> [Work to do]: Starting at the line that contains "Output a JSON", transcribe every remaining line of the entries exactly, including the last one.

> [Entries provided]:
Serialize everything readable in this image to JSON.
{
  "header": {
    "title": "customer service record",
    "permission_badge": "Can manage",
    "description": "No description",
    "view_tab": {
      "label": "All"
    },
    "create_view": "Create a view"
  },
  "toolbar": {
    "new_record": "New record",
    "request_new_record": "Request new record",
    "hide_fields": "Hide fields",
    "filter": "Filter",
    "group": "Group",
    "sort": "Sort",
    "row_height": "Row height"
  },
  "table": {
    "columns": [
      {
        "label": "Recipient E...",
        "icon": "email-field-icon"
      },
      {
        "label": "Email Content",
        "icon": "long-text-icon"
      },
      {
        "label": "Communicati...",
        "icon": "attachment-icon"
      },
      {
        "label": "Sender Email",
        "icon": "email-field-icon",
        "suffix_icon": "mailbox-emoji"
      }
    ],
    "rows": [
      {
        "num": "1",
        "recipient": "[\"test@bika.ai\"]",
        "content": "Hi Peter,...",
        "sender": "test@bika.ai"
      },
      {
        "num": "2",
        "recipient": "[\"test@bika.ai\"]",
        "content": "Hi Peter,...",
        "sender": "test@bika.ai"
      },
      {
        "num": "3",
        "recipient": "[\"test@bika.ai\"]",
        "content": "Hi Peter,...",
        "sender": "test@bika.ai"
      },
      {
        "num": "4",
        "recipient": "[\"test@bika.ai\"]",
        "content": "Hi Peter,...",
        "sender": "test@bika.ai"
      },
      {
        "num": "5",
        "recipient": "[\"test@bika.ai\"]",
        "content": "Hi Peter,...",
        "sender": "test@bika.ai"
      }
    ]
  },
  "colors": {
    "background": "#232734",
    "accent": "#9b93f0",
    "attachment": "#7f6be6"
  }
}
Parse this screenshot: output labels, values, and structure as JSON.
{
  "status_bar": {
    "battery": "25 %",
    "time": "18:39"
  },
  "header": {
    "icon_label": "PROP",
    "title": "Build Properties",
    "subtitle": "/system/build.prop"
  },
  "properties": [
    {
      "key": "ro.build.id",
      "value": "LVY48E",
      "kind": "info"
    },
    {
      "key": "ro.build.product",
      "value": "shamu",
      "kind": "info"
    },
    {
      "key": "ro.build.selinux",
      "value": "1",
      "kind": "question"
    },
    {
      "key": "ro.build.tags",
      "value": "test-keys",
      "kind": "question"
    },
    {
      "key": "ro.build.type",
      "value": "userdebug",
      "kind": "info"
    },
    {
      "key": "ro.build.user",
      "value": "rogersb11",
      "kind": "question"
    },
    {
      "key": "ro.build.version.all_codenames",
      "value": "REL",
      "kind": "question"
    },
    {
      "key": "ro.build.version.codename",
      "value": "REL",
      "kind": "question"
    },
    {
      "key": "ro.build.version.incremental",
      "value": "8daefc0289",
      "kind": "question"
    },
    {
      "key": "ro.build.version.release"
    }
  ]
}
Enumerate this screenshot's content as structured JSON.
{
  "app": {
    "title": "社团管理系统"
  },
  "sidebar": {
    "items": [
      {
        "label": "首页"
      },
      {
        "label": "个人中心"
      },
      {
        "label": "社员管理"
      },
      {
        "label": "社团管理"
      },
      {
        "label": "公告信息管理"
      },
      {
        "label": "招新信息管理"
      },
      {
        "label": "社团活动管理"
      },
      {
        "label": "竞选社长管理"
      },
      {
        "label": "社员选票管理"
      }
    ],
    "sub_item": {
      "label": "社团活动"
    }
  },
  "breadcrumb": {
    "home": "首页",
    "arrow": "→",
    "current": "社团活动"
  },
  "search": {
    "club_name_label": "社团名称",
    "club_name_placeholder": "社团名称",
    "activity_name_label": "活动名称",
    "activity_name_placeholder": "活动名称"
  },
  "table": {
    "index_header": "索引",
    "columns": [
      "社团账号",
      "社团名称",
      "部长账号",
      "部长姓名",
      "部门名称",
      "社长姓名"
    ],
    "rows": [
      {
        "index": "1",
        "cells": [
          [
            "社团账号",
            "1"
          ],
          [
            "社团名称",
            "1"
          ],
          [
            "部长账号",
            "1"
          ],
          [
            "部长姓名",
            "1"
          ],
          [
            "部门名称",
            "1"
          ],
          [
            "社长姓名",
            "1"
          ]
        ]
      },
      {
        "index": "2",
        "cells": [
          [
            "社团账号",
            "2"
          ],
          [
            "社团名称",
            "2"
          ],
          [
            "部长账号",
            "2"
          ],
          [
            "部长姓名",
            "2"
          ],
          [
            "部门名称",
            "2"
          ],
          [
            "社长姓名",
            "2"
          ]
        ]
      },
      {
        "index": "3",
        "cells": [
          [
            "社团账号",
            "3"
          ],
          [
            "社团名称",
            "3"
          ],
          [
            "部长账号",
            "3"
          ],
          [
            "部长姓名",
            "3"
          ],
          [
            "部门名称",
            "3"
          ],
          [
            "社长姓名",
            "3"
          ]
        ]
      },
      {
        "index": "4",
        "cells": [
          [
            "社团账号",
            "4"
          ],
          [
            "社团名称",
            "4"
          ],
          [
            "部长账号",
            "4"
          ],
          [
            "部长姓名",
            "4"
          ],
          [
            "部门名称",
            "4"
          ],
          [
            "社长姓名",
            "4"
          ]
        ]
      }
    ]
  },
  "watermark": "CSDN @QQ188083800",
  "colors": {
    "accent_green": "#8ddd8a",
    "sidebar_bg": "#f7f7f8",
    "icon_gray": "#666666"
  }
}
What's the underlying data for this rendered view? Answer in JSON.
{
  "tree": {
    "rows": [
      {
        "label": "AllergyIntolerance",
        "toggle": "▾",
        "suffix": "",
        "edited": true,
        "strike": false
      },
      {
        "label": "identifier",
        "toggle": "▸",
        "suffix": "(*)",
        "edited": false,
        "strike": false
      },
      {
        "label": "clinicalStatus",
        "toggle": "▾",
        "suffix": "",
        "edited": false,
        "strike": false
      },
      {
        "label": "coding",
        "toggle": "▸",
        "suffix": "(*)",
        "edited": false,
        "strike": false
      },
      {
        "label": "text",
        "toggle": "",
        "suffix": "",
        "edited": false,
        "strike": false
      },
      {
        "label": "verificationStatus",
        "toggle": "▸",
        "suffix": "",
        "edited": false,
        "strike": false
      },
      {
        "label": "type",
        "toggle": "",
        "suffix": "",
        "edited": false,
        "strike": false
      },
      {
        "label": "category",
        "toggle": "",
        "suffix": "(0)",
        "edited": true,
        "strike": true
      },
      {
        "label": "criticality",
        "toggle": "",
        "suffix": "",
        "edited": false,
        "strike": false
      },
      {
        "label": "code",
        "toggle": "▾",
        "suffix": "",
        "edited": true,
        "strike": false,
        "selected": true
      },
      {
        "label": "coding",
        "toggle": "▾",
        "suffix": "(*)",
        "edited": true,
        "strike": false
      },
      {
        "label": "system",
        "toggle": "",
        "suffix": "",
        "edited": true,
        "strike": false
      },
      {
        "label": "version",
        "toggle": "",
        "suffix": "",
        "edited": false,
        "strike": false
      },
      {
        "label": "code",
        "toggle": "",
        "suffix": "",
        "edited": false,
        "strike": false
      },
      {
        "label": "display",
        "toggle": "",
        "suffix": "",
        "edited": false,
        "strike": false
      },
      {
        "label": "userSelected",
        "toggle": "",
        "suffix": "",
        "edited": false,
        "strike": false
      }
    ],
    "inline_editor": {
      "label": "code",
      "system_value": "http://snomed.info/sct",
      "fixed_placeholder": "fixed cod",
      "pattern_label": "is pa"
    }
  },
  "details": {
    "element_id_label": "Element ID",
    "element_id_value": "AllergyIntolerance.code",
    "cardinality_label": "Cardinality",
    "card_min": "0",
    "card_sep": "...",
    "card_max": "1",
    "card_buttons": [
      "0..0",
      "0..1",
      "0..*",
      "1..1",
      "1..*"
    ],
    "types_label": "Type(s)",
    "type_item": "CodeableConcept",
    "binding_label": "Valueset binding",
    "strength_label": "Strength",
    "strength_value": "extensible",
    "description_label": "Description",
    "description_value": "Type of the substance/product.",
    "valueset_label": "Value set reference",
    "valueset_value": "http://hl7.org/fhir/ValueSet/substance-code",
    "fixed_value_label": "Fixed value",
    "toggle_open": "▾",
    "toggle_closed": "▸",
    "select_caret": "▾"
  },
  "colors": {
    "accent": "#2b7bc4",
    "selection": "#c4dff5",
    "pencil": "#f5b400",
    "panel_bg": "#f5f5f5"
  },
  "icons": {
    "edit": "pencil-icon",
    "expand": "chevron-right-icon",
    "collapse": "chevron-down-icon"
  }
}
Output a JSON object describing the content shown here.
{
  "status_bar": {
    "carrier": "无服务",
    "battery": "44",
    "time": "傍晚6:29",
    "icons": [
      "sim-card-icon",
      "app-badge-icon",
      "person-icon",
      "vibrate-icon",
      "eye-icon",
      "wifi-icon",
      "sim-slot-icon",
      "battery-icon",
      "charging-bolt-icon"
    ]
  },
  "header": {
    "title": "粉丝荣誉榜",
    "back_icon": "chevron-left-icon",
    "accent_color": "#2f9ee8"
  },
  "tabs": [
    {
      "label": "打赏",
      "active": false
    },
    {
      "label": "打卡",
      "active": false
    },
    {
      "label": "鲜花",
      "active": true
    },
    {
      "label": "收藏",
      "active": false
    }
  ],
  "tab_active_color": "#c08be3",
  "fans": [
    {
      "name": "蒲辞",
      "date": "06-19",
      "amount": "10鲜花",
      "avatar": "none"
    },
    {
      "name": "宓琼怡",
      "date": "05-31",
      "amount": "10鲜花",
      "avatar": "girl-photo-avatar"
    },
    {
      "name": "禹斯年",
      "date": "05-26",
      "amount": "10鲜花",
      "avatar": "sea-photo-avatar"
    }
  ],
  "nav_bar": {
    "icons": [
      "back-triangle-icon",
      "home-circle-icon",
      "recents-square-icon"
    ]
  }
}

> [Task solution]:
Output a JSON object describing the content shown here.
{
  "status_bar": {
    "carrier": "无服务",
    "battery": "44",
    "time": "傍晚6:29",
    "icons": [
      "sim-card-icon",
      "app-badge-icon",
      "person-icon",
      "vibrate-icon",
      "eye-icon",
      "wifi-icon",
      "sim-slot-icon",
      "battery-icon",
      "charging-bolt-icon"
    ]
  },
  "header": {
    "title": "粉丝荣誉榜",
    "back_icon": "chevron-left-icon",
    "accent_color": "#2f9ee8"
  },
  "tabs": [
    {
      "label": "打赏",
      "active": false
    },
    {
      "label": "打卡",
      "active": false
    },
    {
      "label": "鲜花",
      "active": true
    },
    {
      "label": "收藏",
      "active": false
    }
  ],
  "tab_active_color": "#c08be3",
  "fans": [
    {
      "name": "蒲辞",
      "date": "06-19",
      "amount": "10鲜花",
      "avatar": "none"
    },
    {
      "name": "宓琼怡",
      "date": "05-31",
      "amount": "10鲜花",
      "avatar": "girl-photo-avatar"
    },
    {
      "name": "禹斯年",
      "date": "05-26",
      "amount": "10鲜花",
      "avatar": "sea-photo-avatar"
    }
  ],
  "nav_bar": {
    "icons": [
      "back-triangle-icon",
      "home-circle-icon",
      "recents-square-icon"
    ]
  }
}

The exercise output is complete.